### PROBLEM TO SOLVE
Return the complete listing that follows, with each line reproduced exactly.

### TASK DATA
-- Start --
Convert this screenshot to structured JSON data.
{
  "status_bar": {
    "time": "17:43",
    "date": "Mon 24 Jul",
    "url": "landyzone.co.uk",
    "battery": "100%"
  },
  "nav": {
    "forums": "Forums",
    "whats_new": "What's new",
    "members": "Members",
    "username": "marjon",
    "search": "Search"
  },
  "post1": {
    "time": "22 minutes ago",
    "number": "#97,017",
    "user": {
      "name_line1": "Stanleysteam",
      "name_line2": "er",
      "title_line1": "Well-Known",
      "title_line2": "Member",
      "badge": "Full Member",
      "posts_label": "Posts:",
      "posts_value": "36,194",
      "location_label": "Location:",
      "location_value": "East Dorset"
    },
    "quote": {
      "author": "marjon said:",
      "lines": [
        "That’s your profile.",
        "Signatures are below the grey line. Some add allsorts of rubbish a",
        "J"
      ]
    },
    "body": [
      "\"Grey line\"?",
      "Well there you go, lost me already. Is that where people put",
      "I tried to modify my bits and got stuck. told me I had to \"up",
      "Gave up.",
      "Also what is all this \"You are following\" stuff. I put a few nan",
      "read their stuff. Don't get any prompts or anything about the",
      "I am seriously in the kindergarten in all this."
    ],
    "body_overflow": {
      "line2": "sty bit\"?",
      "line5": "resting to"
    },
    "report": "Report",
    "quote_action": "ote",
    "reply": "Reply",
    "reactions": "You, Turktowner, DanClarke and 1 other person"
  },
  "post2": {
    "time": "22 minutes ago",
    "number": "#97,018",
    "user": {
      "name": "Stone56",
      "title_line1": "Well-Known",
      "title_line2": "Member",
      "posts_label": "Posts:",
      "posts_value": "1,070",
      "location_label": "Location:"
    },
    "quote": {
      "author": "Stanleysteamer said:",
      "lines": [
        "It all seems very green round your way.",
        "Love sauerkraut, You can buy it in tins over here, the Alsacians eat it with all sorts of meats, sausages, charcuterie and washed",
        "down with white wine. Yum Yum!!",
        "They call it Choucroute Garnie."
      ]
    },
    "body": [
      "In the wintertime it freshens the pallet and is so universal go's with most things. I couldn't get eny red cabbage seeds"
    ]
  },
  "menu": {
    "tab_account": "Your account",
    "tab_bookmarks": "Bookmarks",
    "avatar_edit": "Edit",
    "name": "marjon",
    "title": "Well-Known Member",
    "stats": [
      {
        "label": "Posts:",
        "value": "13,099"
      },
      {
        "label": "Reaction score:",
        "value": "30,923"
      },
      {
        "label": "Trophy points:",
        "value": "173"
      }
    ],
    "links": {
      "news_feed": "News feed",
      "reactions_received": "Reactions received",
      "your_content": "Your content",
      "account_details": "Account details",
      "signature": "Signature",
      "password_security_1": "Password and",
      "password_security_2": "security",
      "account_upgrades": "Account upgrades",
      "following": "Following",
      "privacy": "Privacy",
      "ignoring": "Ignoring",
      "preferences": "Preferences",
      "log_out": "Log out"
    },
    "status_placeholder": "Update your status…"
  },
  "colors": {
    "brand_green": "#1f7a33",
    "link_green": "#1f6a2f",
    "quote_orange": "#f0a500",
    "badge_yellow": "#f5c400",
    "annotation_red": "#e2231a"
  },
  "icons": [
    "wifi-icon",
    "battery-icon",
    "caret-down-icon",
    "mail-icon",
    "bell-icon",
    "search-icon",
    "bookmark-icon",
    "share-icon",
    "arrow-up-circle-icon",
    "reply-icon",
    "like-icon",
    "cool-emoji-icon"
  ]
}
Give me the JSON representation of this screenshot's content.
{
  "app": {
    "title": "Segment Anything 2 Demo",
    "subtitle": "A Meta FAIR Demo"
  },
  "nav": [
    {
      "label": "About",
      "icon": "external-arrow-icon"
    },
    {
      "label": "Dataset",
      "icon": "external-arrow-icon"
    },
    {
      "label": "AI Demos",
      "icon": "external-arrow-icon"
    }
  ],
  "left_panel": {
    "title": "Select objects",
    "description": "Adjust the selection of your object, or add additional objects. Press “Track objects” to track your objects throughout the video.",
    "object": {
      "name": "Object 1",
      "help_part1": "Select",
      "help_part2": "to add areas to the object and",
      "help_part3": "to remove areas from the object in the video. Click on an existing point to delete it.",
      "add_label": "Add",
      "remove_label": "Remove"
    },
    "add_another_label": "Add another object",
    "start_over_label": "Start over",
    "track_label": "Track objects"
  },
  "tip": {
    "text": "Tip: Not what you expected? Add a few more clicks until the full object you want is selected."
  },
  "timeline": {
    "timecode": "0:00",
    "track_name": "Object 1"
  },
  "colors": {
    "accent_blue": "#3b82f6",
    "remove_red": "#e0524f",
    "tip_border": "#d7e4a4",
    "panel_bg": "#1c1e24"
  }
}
-- End --
### SOLUTION
Convert this screenshot to structured JSON data.
{
  "status_bar": {
    "time": "17:43",
    "date": "Mon 24 Jul",
    "url": "landyzone.co.uk",
    "battery": "100%"
  },
  "nav": {
    "forums": "Forums",
    "whats_new": "What's new",
    "members": "Members",
    "username": "marjon",
    "search": "Search"
  },
  "post1": {
    "time": "22 minutes ago",
    "number": "#97,017",
    "user": {
      "name_line1": "Stanleysteam",
      "name_line2": "er",
      "title_line1": "Well-Known",
      "title_line2": "Member",
      "badge": "Full Member",
      "posts_label": "Posts:",
      "posts_value": "36,194",
      "location_label": "Location:",
      "location_value": "East Dorset"
    },
    "quote": {
      "author": "marjon said:",
      "lines": [
        "That’s your profile.",
        "Signatures are below the grey line. Some add allsorts of rubbish a",
        "J"
      ]
    },
    "body": [
      "\"Grey line\"?",
      "Well there you go, lost me already. Is that where people put",
      "I tried to modify my bits and got stuck. told me I had to \"up",
      "Gave up.",
      "Also what is all this \"You are following\" stuff. I put a few nan",
      "read their stuff. Don't get any prompts or anything about the",
      "I am seriously in the kindergarten in all this."
    ],
    "body_overflow": {
      "line2": "sty bit\"?",
      "line5": "resting to"
    },
    "report": "Report",
    "quote_action": "ote",
    "reply": "Reply",
    "reactions": "You, Turktowner, DanClarke and 1 other person"
  },
  "post2": {
    "time": "22 minutes ago",
    "number": "#97,018",
    "user": {
      "name": "Stone56",
      "title_line1": "Well-Known",
      "title_line2": "Member",
      "posts_label": "Posts:",
      "posts_value": "1,070",
      "location_label": "Location:"
    },
    "quote": {
      "author": "Stanleysteamer said:",
      "lines": [
        "It all seems very green round your way.",
        "Love sauerkraut, You can buy it in tins over here, the Alsacians eat it with all sorts of meats, sausages, charcuterie and washed",
        "down with white wine. Yum Yum!!",
        "They call it Choucroute Garnie."
      ]
    },
    "body": [
      "In the wintertime it freshens the pallet and is so universal go's with most things. I couldn't get eny red cabbage seeds"
    ]
  },
  "menu": {
    "tab_account": "Your account",
    "tab_bookmarks": "Bookmarks",
    "avatar_edit": "Edit",
    "name": "marjon",
    "title": "Well-Known Member",
    "stats": [
      {
        "label": "Posts:",
        "value": "13,099"
      },
      {
        "label": "Reaction score:",
        "value": "30,923"
      },
      {
        "label": "Trophy points:",
        "value": "173"
      }
    ],
    "links": {
      "news_feed": "News feed",
      "reactions_received": "Reactions received",
      "your_content": "Your content",
      "account_details": "Account details",
      "signature": "Signature",
      "password_security_1": "Password and",
      "password_security_2": "security",
      "account_upgrades": "Account upgrades",
      "following": "Following",
      "privacy": "Privacy",
      "ignoring": "Ignoring",
      "preferences": "Preferences",
      "log_out": "Log out"
    },
    "status_placeholder": "Update your status…"
  },
  "colors": {
    "brand_green": "#1f7a33",
    "link_green": "#1f6a2f",
    "quote_orange": "#f0a500",
    "badge_yellow": "#f5c400",
    "annotation_red": "#e2231a"
  },
  "icons": [
    "wifi-icon",
    "battery-icon",
    "caret-down-icon",
    "mail-icon",
    "bell-icon",
    "search-icon",
    "bookmark-icon",
    "share-icon",
    "arrow-up-circle-icon",
    "reply-icon",
    "like-icon",
    "cool-emoji-icon"
  ]
}
Give me the JSON representation of this screenshot's content.
{
  "app": {
    "title": "Segment Anything 2 Demo",
    "subtitle": "A Meta FAIR Demo"
  },
  "nav": [
    {
      "label": "About",
      "icon": "external-arrow-icon"
    },
    {
      "label": "Dataset",
      "icon": "external-arrow-icon"
    },
    {
      "label": "AI Demos",
      "icon": "external-arrow-icon"
    }
  ],
  "left_panel": {
    "title": "Select objects",
    "description": "Adjust the selection of your object, or add additional objects. Press “Track objects” to track your objects throughout the video.",
    "object": {
      "name": "Object 1",
      "help_part1": "Select",
      "help_part2": "to add areas to the object and",
      "help_part3": "to remove areas from the object in the video. Click on an existing point to delete it.",
      "add_label": "Add",
      "remove_label": "Remove"
    },
    "add_another_label": "Add another object",
    "start_over_label": "Start over",
    "track_label": "Track objects"
  },
  "tip": {
    "text": "Tip: Not what you expected? Add a few more clicks until the full object you want is selected."
  },
  "timeline": {
    "timecode": "0:00",
    "track_name": "Object 1"
  },
  "colors": {
    "accent_blue": "#3b82f6",
    "remove_red": "#e0524f",
    "tip_border": "#d7e4a4",
    "panel_bg": "#1c1e24"
  }
}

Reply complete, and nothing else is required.